(Entries from a dataset)

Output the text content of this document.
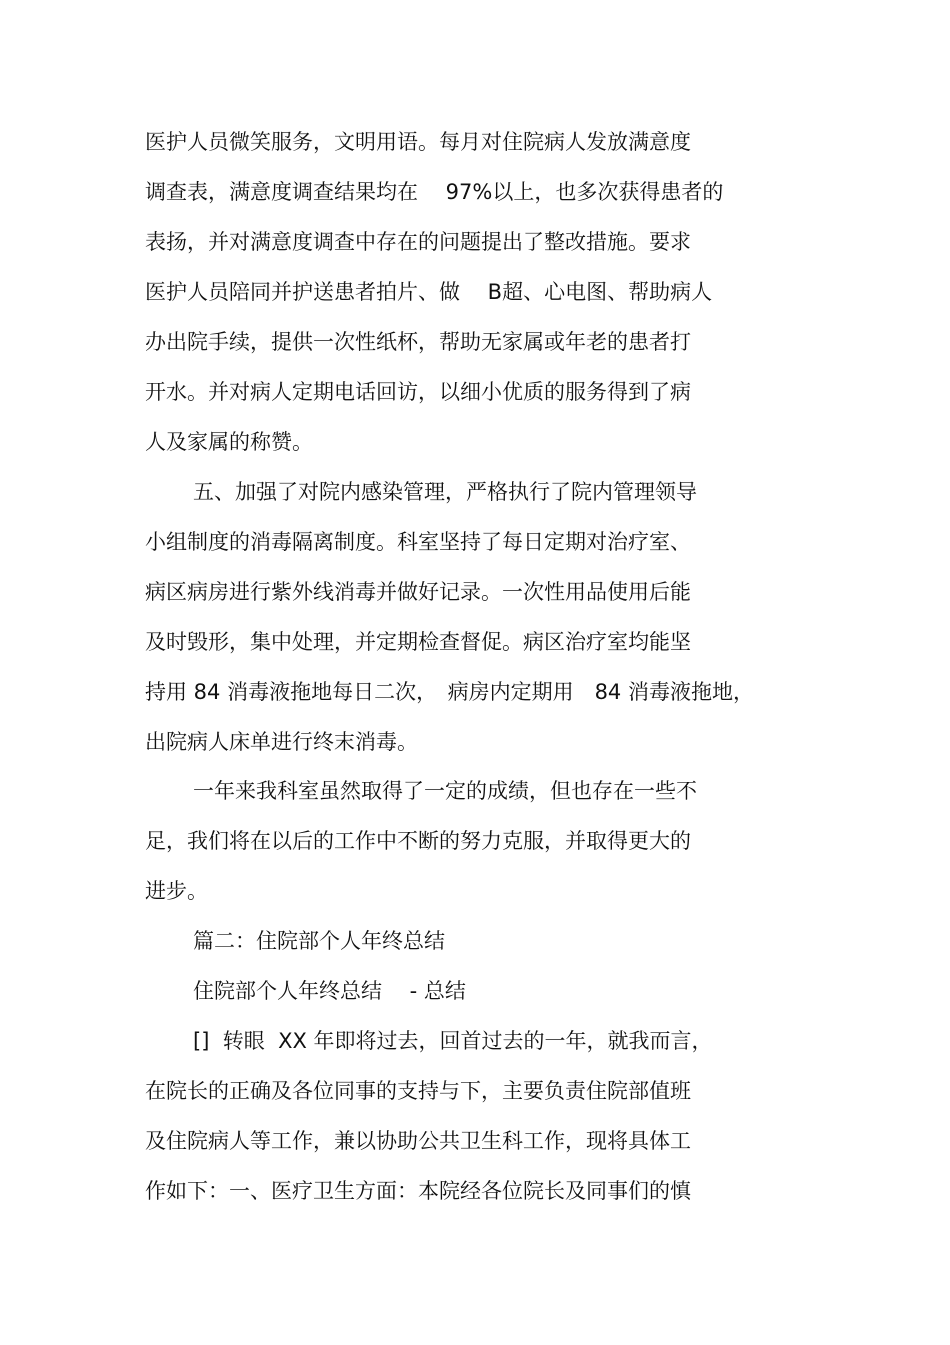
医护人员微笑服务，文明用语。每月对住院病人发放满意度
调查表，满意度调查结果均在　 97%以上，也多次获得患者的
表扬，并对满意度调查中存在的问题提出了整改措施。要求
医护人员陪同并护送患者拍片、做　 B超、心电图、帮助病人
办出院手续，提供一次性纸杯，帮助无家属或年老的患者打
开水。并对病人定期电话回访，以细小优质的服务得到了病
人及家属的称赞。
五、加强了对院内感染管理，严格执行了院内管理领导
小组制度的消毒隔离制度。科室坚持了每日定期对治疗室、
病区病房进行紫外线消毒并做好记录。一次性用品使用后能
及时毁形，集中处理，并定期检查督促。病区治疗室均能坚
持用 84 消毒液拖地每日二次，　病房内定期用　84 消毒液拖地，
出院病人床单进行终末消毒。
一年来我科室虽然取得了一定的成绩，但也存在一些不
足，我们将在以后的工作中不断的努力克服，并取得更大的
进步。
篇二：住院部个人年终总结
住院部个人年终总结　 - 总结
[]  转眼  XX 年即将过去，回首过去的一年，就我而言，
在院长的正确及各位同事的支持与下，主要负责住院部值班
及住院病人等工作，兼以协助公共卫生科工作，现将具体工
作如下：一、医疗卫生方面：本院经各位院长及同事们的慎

__JOB__. Write out the data precisely as given, excluding the pictures.

__RESPONSE TO THIS TASK__.
Output the text content of this document.
医护人员微笑服务，文明用语。每月对住院病人发放满意度
调查表，满意度调查结果均在　 97%以上，也多次获得患者的
表扬，并对满意度调查中存在的问题提出了整改措施。要求
医护人员陪同并护送患者拍片、做　 B超、心电图、帮助病人
办出院手续，提供一次性纸杯，帮助无家属或年老的患者打
开水。并对病人定期电话回访，以细小优质的服务得到了病
人及家属的称赞。
五、加强了对院内感染管理，严格执行了院内管理领导
小组制度的消毒隔离制度。科室坚持了每日定期对治疗室、
病区病房进行紫外线消毒并做好记录。一次性用品使用后能
及时毁形，集中处理，并定期检查督促。病区治疗室均能坚
持用 84 消毒液拖地每日二次，　病房内定期用　84 消毒液拖地，
出院病人床单进行终末消毒。
一年来我科室虽然取得了一定的成绩，但也存在一些不
足，我们将在以后的工作中不断的努力克服，并取得更大的
进步。
篇二：住院部个人年终总结
住院部个人年终总结　 - 总结
[]  转眼  XX 年即将过去，回首过去的一年，就我而言，
在院长的正确及各位同事的支持与下，主要负责住院部值班
及住院病人等工作，兼以协助公共卫生科工作，现将具体工
作如下：一、医疗卫生方面：本院经各位院长及同事们的慎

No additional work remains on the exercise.